**WRITTEN EXERCISE:** Which lines of the items below contain the string "boxes"? Show each such line in full, treating uppercase and lowercase as different.

**INPUT FOR THIS TASK:**
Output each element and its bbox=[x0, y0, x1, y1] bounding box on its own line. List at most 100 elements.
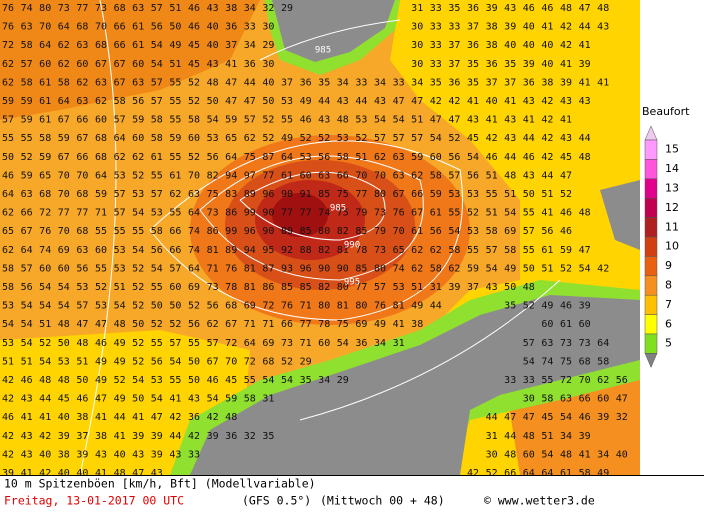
grid-value: 41 bbox=[560, 59, 572, 70]
grid-value: 70 bbox=[95, 22, 107, 33]
grid-value: 47 bbox=[95, 319, 107, 330]
grid-value: 54 bbox=[337, 338, 349, 349]
grid-value: 39 bbox=[504, 22, 516, 33]
grid-value: 39 bbox=[151, 431, 163, 442]
grid-value: 56 bbox=[188, 319, 200, 330]
grid-value: 51 bbox=[76, 356, 88, 367]
grid-value: 43 bbox=[318, 115, 330, 126]
grid-value: 59 bbox=[225, 394, 237, 405]
grid-value: 90 bbox=[337, 263, 349, 274]
grid-value: 57 bbox=[151, 3, 163, 14]
grid-value: 66 bbox=[579, 394, 591, 405]
grid-value: 54 bbox=[523, 356, 535, 367]
grid-value: 58 bbox=[188, 115, 200, 126]
legend-label: 5 bbox=[665, 337, 672, 350]
grid-value: 52 bbox=[132, 356, 144, 367]
grid-value: 78 bbox=[225, 282, 237, 293]
grid-value: 63 bbox=[541, 338, 553, 349]
grid-value: 53 bbox=[337, 133, 349, 144]
grid-value: 33 bbox=[523, 375, 535, 386]
grid-value: 43 bbox=[207, 59, 219, 70]
grid-value: 51 bbox=[541, 431, 553, 442]
grid-value: 60 bbox=[188, 133, 200, 144]
grid-value: 62 bbox=[430, 245, 442, 256]
grid-value: 71 bbox=[300, 338, 312, 349]
grid-value: 59 bbox=[21, 115, 33, 126]
grid-value: 34 bbox=[244, 40, 256, 51]
grid-value: 73 bbox=[95, 3, 107, 14]
grid-value: 48 bbox=[523, 431, 535, 442]
isobar bbox=[239, 171, 386, 241]
grid-value: 51 bbox=[504, 189, 516, 200]
grid-value: 58 bbox=[448, 245, 460, 256]
grid-value: 85 bbox=[300, 282, 312, 293]
grid-value: 47 bbox=[523, 412, 535, 423]
grid-value: 90 bbox=[281, 189, 293, 200]
grid-value: 42 bbox=[169, 412, 181, 423]
grid-value: 39 bbox=[579, 59, 591, 70]
grid-value: 58 bbox=[504, 245, 516, 256]
grid-value: 61 bbox=[169, 170, 181, 181]
grid-value: 41 bbox=[523, 115, 535, 126]
grid-value: 37 bbox=[486, 77, 498, 88]
grid-value: 93 bbox=[281, 263, 293, 274]
grid-value: 71 bbox=[244, 319, 256, 330]
grid-value: 58 bbox=[430, 263, 442, 274]
footer-model: (GFS 0.5°) bbox=[242, 494, 311, 508]
grid-value: 66 bbox=[281, 319, 293, 330]
grid-value: 60 bbox=[39, 59, 51, 70]
grid-value: 77 bbox=[76, 208, 88, 219]
grid-value: 64 bbox=[114, 133, 126, 144]
grid-value: 67 bbox=[225, 319, 237, 330]
grid-value: 40 bbox=[262, 77, 274, 88]
grid-value: 74 bbox=[318, 208, 330, 219]
grid-value: 61 bbox=[560, 468, 572, 479]
grid-value: 37 bbox=[467, 22, 479, 33]
grid-value: 37 bbox=[281, 77, 293, 88]
grid-value: 55 bbox=[169, 96, 181, 107]
grid-value: 40 bbox=[541, 40, 553, 51]
legend-swatch bbox=[644, 217, 658, 238]
grid-value: 44 bbox=[244, 77, 256, 88]
grid-value: 39 bbox=[2, 468, 14, 479]
grid-value: 40 bbox=[114, 449, 126, 460]
grid-value: 47 bbox=[430, 115, 442, 126]
grid-value: 75 bbox=[207, 189, 219, 200]
grid-value: 99 bbox=[244, 208, 256, 219]
grid-value: 55 bbox=[448, 208, 460, 219]
grid-value: 56 bbox=[151, 22, 163, 33]
legend-swatch bbox=[644, 159, 658, 180]
grid-value: 62 bbox=[132, 152, 144, 163]
grid-value: 49 bbox=[114, 356, 126, 367]
grid-value: 69 bbox=[58, 245, 70, 256]
grid-value: 68 bbox=[225, 301, 237, 312]
grid-value: 35 bbox=[467, 77, 479, 88]
grid-value: 42 bbox=[486, 133, 498, 144]
grid-value: 73 bbox=[374, 208, 386, 219]
grid-value: 55 bbox=[523, 245, 535, 256]
grid-value: 68 bbox=[39, 189, 51, 200]
grid-value: 67 bbox=[207, 356, 219, 367]
grid-value: 85 bbox=[355, 226, 367, 237]
dark-core bbox=[272, 193, 328, 237]
grid-value: 48 bbox=[579, 208, 591, 219]
grid-value: 32 bbox=[616, 412, 628, 423]
grid-value: 34 bbox=[411, 77, 423, 88]
grid-value: 60 bbox=[523, 449, 535, 460]
grid-value: 42 bbox=[188, 431, 200, 442]
legend-label: 7 bbox=[665, 298, 672, 311]
grid-value: 55 bbox=[169, 208, 181, 219]
grid-value: 71 bbox=[95, 208, 107, 219]
grid-value: 51 bbox=[2, 356, 14, 367]
grid-value: 44 bbox=[318, 96, 330, 107]
grid-value: 72 bbox=[225, 338, 237, 349]
grid-value: 55 bbox=[151, 282, 163, 293]
grid-value: 58 bbox=[541, 394, 553, 405]
grid-value: 44 bbox=[504, 431, 516, 442]
grid-value: 55 bbox=[467, 245, 479, 256]
grid-value: 62 bbox=[374, 152, 386, 163]
grid-value: 61 bbox=[39, 96, 51, 107]
grid-value: 43 bbox=[560, 96, 572, 107]
grid-value: 34 bbox=[337, 77, 349, 88]
grid-value: 52 bbox=[188, 301, 200, 312]
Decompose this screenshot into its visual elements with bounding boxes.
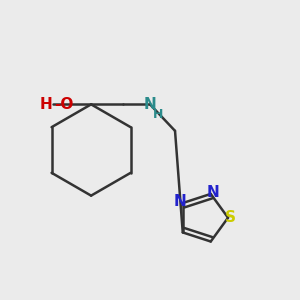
- Text: N: N: [207, 185, 220, 200]
- Text: S: S: [225, 210, 236, 225]
- Text: N: N: [144, 97, 156, 112]
- Text: N: N: [174, 194, 187, 209]
- Text: H: H: [153, 108, 164, 121]
- Text: -O: -O: [54, 97, 74, 112]
- Text: H: H: [40, 97, 53, 112]
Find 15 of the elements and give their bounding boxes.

**SOLUTION TO THIS TASK:**
Decompose this screenshot into its visual elements with bounding boxes.
Find 15 of the elements and give their bounding boxes.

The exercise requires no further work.